[Stored entries]
........

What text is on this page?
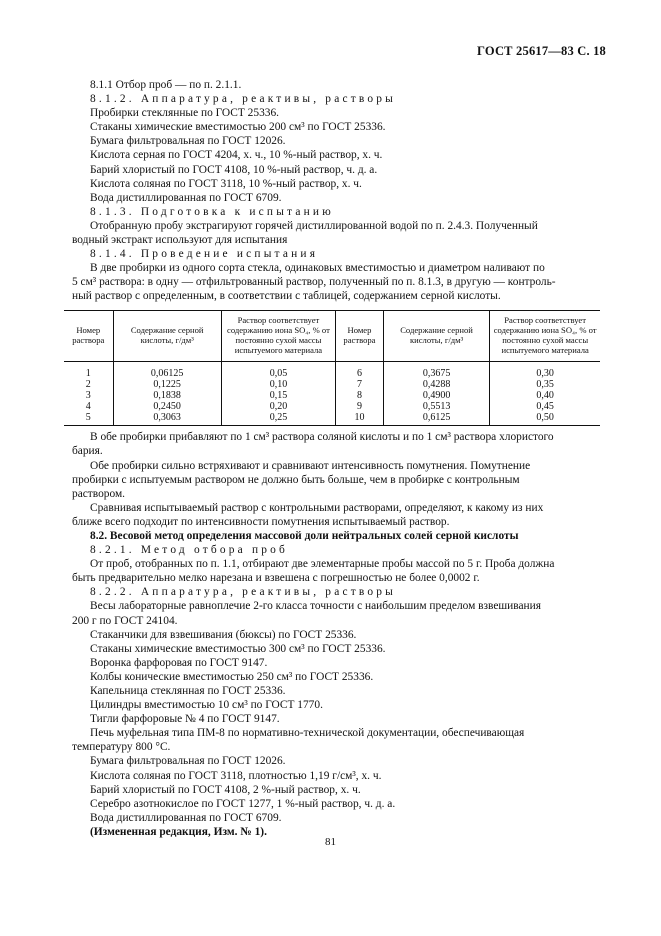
ГОСТ 25617—83 С. 18
8.1.1 Отбор проб — по п. 2.1.1.
8.1.2. Аппаратура, реактивы, растворы
Пробирки стеклянные по ГОСТ 25336.
Стаканы химические вместимостью 200 см³ по ГОСТ 25336.
Бумага фильтровальная по ГОСТ 12026.
Кислота серная по ГОСТ 4204, х. ч., 10 %-ный раствор, х. ч.
Барий хлористый по ГОСТ 4108, 10 %-ный раствор, ч. д. а.
Кислота соляная по ГОСТ 3118, 10 %-ный раствор, х. ч.
Вода дистиллированная по ГОСТ 6709.
8.1.3. Подготовка к испытанию
Отобранную пробу экстрагируют горячей дистиллированной водой по п. 2.4.3. Полученный
водный экстракт используют для испытания
8.1.4. Проведение испытания
В две пробирки из одного сорта стекла, одинаковых вместимостью и диаметром наливают по
5 см³ раствора: в одну — отфильтрованный раствор, полученный по п. 8.1.3, в другую — контроль-
ный раствор с определенным, в соответствии с таблицей, содержанием серной кислоты.
Номер раствора	Содержание серной кислоты, г/дм³	Раствор соответствует содержанию иона SO₄, % от постоянно сухой массы испытуемого материала	Номер раствора	Содержание серной кислоты, г/дм³	Раствор соответствует содержанию иона SO₄, % от постоянно сухой массы испытуемого материала
1	0,06125	0,05	6	0,3675	0,30
2	0,1225	0,10	7	0,4288	0,35
3	0,1838	0,15	8	0,4900	0,40
4	0,2450	0,20	9	0,5513	0,45
5	0,3063	0,25	10	0,6125	0,50
В обе пробирки прибавляют по 1 см³ раствора соляной кислоты и по 1 см³ раствора хлористого
бария.
Обе пробирки сильно встряхивают и сравнивают интенсивность помутнения. Помутнение
пробирки с испытуемым раствором не должно быть больше, чем в пробирке с контрольным
раствором.
Сравнивая испытываемый раствор с контрольными растворами, определяют, к какому из них
ближе всего подходит по интенсивности помутнения испытываемый раствор.
8.2. Весовой метод определения массовой доли нейтральных солей серной кислоты
8.2.1. Метод отбора проб
От проб, отобранных по п. 1.1, отбирают две элементарные пробы массой по 5 г. Проба должна
быть предварительно мелко нарезана и взвешена с погрешностью не более 0,0002 г.
8.2.2. Аппаратура, реактивы, растворы
Весы лабораторные равноплечие 2-го класса точности с наибольшим пределом взвешивания
200 г по ГОСТ 24104.
Стаканчики для взвешивания (бюксы) по ГОСТ 25336.
Стаканы химические вместимостью 300 см³ по ГОСТ 25336.
Воронка фарфоровая по ГОСТ 9147.
Колбы конические вместимостью 250 см³ по ГОСТ 25336.
Капельница стеклянная по ГОСТ 25336.
Цилиндры вместимостью 10 см³ по ГОСТ 1770.
Тигли фарфоровые № 4 по ГОСТ 9147.
Печь муфельная типа ПМ-8 по нормативно-технической документации, обеспечивающая
температуру 800 °С.
Бумага фильтровальная по ГОСТ 12026.
Кислота соляная по ГОСТ 3118, плотностью 1,19 г/см³, х. ч.
Барий хлористый по ГОСТ 4108, 2 %-ный раствор, х. ч.
Серебро азотнокислое по ГОСТ 1277, 1 %-ный раствор, ч. д. а.
Вода дистиллированная по ГОСТ 6709.
(Измененная редакция, Изм. № 1).
81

........

SHORT TASK
Send back the data above word for word, with the pictures left out.

TASK OUTPUT
What text is on this page?
ГОСТ 25617—83 С. 18
8.1.1 Отбор проб — по п. 2.1.1.
8.1.2. Аппаратура, реактивы, растворы
Пробирки стеклянные по ГОСТ 25336.
Стаканы химические вместимостью 200 см³ по ГОСТ 25336.
Бумага фильтровальная по ГОСТ 12026.
Кислота серная по ГОСТ 4204, х. ч., 10 %-ный раствор, х. ч.
Барий хлористый по ГОСТ 4108, 10 %-ный раствор, ч. д. а.
Кислота соляная по ГОСТ 3118, 10 %-ный раствор, х. ч.
Вода дистиллированная по ГОСТ 6709.
8.1.3. Подготовка к испытанию
Отобранную пробу экстрагируют горячей дистиллированной водой по п. 2.4.3. Полученный
водный экстракт используют для испытания
8.1.4. Проведение испытания
В две пробирки из одного сорта стекла, одинаковых вместимостью и диаметром наливают по
5 см³ раствора: в одну — отфильтрованный раствор, полученный по п. 8.1.3, в другую — контроль-
ный раствор с определенным, в соответствии с таблицей, содержанием серной кислоты.
Номер раствора	Содержание серной кислоты, г/дм³	Раствор соответствует содержанию иона SO₄, % от постоянно сухой массы испытуемого материала	Номер раствора	Содержание серной кислоты, г/дм³	Раствор соответствует содержанию иона SO₄, % от постоянно сухой массы испытуемого материала
1	0,06125	0,05	6	0,3675	0,30
2	0,1225	0,10	7	0,4288	0,35
3	0,1838	0,15	8	0,4900	0,40
4	0,2450	0,20	9	0,5513	0,45
5	0,3063	0,25	10	0,6125	0,50
В обе пробирки прибавляют по 1 см³ раствора соляной кислоты и по 1 см³ раствора хлористого
бария.
Обе пробирки сильно встряхивают и сравнивают интенсивность помутнения. Помутнение
пробирки с испытуемым раствором не должно быть больше, чем в пробирке с контрольным
раствором.
Сравнивая испытываемый раствор с контрольными растворами, определяют, к какому из них
ближе всего подходит по интенсивности помутнения испытываемый раствор.
8.2. Весовой метод определения массовой доли нейтральных солей серной кислоты
8.2.1. Метод отбора проб
От проб, отобранных по п. 1.1, отбирают две элементарные пробы массой по 5 г. Проба должна
быть предварительно мелко нарезана и взвешена с погрешностью не более 0,0002 г.
8.2.2. Аппаратура, реактивы, растворы
Весы лабораторные равноплечие 2-го класса точности с наибольшим пределом взвешивания
200 г по ГОСТ 24104.
Стаканчики для взвешивания (бюксы) по ГОСТ 25336.
Стаканы химические вместимостью 300 см³ по ГОСТ 25336.
Воронка фарфоровая по ГОСТ 9147.
Колбы конические вместимостью 250 см³ по ГОСТ 25336.
Капельница стеклянная по ГОСТ 25336.
Цилиндры вместимостью 10 см³ по ГОСТ 1770.
Тигли фарфоровые № 4 по ГОСТ 9147.
Печь муфельная типа ПМ-8 по нормативно-технической документации, обеспечивающая
температуру 800 °С.
Бумага фильтровальная по ГОСТ 12026.
Кислота соляная по ГОСТ 3118, плотностью 1,19 г/см³, х. ч.
Барий хлористый по ГОСТ 4108, 2 %-ный раствор, х. ч.
Серебро азотнокислое по ГОСТ 1277, 1 %-ный раствор, ч. д. а.
Вода дистиллированная по ГОСТ 6709.
(Измененная редакция, Изм. № 1).
81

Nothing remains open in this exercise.